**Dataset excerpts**
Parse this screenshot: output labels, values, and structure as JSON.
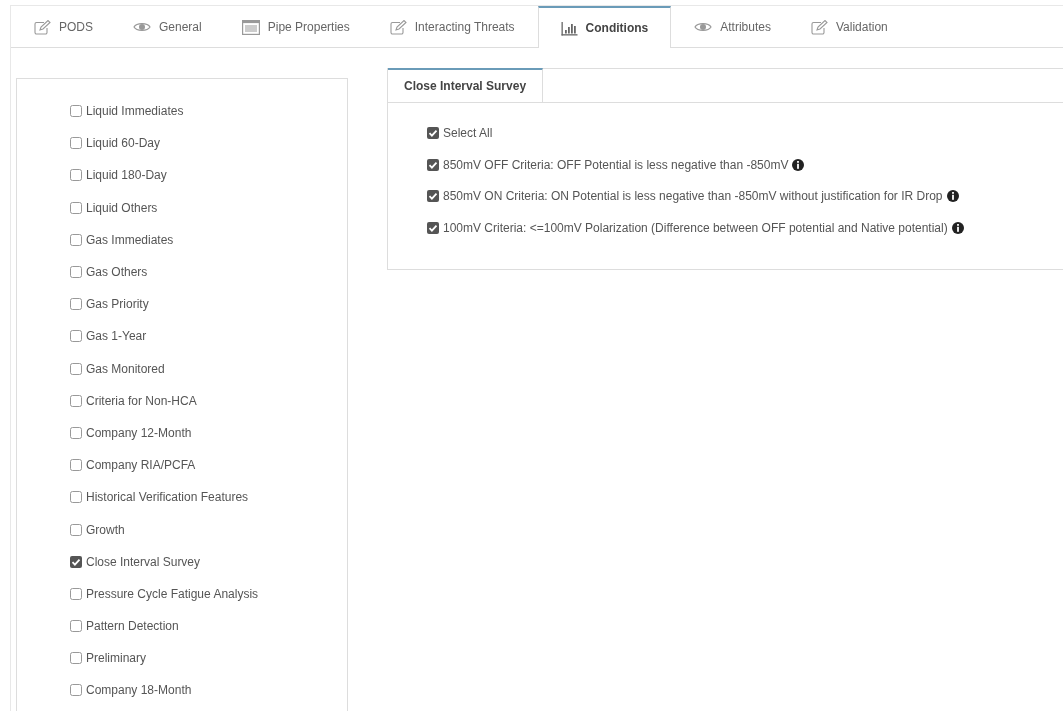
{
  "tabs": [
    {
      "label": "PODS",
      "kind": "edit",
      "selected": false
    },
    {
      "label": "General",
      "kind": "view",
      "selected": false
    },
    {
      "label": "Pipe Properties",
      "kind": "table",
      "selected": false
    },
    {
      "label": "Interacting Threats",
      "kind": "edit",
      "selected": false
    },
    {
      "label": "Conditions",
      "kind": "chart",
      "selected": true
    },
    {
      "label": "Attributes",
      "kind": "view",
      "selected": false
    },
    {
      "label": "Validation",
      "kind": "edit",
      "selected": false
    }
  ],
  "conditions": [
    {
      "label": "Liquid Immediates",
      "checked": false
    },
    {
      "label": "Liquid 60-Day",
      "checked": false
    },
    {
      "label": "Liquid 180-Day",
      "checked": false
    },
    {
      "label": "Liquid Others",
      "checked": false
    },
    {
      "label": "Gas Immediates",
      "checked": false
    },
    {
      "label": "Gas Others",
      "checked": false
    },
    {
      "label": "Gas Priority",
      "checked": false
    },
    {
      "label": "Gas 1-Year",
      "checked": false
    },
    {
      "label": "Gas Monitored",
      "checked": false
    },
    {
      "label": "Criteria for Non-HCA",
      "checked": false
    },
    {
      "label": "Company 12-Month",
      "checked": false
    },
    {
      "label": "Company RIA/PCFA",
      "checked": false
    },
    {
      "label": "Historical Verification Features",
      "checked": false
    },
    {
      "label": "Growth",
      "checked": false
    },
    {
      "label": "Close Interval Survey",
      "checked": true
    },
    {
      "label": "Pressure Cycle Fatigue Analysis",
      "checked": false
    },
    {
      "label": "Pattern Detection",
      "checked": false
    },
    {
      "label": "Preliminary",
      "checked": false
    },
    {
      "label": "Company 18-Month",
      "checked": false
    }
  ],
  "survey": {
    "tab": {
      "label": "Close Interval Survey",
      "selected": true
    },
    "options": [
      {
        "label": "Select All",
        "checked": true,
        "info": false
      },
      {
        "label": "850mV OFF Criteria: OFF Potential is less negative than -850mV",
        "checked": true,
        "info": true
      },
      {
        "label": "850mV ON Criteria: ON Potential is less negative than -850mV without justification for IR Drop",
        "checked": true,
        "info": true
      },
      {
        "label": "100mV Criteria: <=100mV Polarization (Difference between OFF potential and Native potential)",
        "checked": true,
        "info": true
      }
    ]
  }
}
==
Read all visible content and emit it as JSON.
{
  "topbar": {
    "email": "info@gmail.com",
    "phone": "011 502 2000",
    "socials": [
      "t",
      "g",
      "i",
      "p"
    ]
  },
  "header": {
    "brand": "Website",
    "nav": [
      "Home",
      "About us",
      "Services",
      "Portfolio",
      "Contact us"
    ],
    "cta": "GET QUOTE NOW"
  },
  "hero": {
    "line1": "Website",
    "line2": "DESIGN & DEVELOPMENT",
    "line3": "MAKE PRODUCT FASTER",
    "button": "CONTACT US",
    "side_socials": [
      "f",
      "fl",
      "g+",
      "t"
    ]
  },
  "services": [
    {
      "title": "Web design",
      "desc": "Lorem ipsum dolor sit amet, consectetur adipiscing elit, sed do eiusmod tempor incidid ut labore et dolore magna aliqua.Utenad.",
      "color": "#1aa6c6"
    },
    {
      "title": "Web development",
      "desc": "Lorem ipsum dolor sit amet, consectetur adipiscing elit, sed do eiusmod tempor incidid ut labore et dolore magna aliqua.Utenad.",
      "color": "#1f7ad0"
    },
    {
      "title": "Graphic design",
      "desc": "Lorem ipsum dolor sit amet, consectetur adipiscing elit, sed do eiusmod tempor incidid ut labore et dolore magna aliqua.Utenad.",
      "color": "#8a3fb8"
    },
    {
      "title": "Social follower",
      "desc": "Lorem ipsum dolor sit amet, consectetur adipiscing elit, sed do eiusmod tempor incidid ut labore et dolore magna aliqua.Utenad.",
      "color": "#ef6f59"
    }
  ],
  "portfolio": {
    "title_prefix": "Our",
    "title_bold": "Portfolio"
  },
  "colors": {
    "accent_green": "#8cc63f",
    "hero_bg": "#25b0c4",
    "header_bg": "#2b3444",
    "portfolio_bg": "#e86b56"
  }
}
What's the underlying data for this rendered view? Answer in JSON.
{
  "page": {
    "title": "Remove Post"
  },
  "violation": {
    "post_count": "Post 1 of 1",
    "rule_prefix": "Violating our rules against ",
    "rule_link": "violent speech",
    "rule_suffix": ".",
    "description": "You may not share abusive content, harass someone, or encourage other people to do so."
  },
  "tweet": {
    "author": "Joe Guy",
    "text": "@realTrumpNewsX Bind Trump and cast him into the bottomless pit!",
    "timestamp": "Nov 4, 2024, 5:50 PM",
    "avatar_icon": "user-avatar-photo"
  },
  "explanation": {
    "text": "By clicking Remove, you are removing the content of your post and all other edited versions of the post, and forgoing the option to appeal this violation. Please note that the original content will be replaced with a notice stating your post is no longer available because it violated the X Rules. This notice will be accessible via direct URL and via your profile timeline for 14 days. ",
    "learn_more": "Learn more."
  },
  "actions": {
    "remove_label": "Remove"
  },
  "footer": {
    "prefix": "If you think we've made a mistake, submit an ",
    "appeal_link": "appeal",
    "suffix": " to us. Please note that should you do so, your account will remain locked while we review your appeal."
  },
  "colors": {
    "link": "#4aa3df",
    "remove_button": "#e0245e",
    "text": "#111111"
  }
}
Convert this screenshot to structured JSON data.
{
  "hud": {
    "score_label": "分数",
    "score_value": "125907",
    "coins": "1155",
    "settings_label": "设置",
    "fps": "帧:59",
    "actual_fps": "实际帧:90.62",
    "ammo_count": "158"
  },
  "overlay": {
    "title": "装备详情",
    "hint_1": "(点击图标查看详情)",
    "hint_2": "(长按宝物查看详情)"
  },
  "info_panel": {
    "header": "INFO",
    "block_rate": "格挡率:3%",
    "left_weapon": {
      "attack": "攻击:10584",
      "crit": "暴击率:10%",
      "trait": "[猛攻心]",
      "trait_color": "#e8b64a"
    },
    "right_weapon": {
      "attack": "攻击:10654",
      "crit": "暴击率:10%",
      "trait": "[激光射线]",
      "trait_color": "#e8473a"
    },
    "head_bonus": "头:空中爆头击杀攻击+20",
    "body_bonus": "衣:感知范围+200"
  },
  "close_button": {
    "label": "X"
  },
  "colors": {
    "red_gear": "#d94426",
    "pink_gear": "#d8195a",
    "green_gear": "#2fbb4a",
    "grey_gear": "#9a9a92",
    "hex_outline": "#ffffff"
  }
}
--
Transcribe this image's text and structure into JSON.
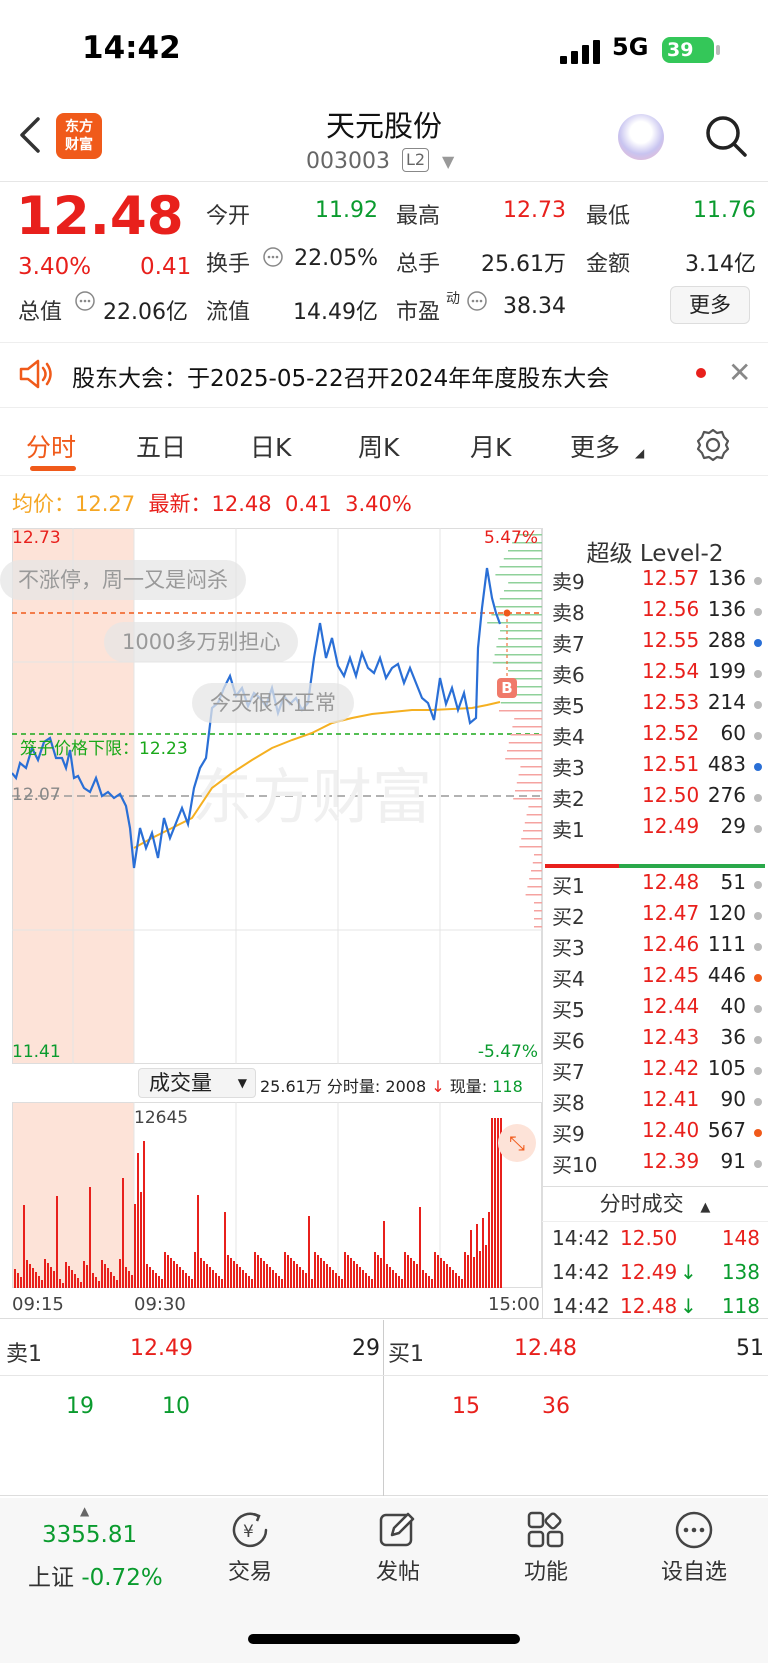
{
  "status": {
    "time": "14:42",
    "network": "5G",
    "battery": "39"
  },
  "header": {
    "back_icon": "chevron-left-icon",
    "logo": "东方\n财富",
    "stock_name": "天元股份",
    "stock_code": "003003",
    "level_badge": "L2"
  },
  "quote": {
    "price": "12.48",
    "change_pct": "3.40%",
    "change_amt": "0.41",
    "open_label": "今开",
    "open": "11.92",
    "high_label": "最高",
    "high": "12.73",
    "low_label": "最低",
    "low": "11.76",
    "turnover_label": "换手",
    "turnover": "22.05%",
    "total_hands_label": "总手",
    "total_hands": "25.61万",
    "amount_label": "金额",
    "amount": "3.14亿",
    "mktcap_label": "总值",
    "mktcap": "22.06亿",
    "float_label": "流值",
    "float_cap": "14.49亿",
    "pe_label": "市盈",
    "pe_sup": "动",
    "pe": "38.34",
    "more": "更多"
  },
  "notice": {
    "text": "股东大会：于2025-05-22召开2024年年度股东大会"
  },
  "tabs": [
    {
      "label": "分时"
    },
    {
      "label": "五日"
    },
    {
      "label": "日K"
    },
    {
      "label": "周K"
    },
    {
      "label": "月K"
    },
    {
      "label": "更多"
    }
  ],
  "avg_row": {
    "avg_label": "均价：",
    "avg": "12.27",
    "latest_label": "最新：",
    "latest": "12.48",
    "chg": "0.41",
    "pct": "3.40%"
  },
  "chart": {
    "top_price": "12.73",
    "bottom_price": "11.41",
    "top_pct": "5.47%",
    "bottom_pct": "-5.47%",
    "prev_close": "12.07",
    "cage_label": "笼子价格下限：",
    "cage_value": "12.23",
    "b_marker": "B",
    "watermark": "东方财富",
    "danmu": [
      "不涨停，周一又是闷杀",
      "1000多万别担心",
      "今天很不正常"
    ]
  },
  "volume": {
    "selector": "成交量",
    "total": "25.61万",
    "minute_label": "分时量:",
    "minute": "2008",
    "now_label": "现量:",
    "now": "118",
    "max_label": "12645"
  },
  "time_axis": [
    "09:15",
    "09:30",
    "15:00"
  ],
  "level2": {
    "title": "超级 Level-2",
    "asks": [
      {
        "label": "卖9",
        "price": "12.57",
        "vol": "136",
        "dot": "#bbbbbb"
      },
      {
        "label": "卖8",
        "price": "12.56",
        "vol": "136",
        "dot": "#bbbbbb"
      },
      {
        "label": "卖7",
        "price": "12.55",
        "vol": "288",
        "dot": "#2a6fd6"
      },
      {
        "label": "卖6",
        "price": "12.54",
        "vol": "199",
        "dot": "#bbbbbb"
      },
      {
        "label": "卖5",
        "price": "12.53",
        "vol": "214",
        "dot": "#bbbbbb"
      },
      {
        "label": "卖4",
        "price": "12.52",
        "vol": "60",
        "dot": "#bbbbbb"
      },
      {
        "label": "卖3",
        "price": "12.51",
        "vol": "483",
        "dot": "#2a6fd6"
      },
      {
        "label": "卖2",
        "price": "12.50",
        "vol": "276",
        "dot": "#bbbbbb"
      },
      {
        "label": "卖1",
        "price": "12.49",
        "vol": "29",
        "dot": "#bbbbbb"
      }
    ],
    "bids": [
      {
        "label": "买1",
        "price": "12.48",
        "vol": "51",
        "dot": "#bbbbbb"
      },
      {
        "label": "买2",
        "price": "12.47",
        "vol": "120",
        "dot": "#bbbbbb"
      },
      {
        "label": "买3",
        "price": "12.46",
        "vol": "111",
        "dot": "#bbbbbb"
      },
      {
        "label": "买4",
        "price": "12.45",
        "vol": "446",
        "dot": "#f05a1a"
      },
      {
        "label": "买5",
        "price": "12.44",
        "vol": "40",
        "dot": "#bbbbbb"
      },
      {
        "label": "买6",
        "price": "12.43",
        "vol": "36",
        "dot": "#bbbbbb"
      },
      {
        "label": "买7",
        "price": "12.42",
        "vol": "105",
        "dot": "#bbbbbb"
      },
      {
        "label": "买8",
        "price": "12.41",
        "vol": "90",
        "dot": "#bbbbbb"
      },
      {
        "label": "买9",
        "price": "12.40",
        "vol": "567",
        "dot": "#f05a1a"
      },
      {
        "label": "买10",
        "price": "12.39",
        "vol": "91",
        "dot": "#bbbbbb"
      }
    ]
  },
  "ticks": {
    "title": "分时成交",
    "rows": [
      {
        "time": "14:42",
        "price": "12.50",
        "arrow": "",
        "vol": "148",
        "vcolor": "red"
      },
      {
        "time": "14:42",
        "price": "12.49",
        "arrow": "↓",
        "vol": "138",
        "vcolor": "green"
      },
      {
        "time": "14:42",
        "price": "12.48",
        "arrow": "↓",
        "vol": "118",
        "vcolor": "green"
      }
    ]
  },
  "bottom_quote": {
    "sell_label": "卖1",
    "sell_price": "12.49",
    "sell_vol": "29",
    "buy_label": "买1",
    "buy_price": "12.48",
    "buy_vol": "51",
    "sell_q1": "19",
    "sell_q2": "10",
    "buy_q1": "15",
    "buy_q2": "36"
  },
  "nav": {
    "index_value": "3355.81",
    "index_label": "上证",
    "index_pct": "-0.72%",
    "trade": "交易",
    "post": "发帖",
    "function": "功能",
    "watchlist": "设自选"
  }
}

**WHAT YOU ARE ASKED TO DO**
Find how many of the lines above have the word "violation" in them. State only that number.

**ANSWER IN FULL**
2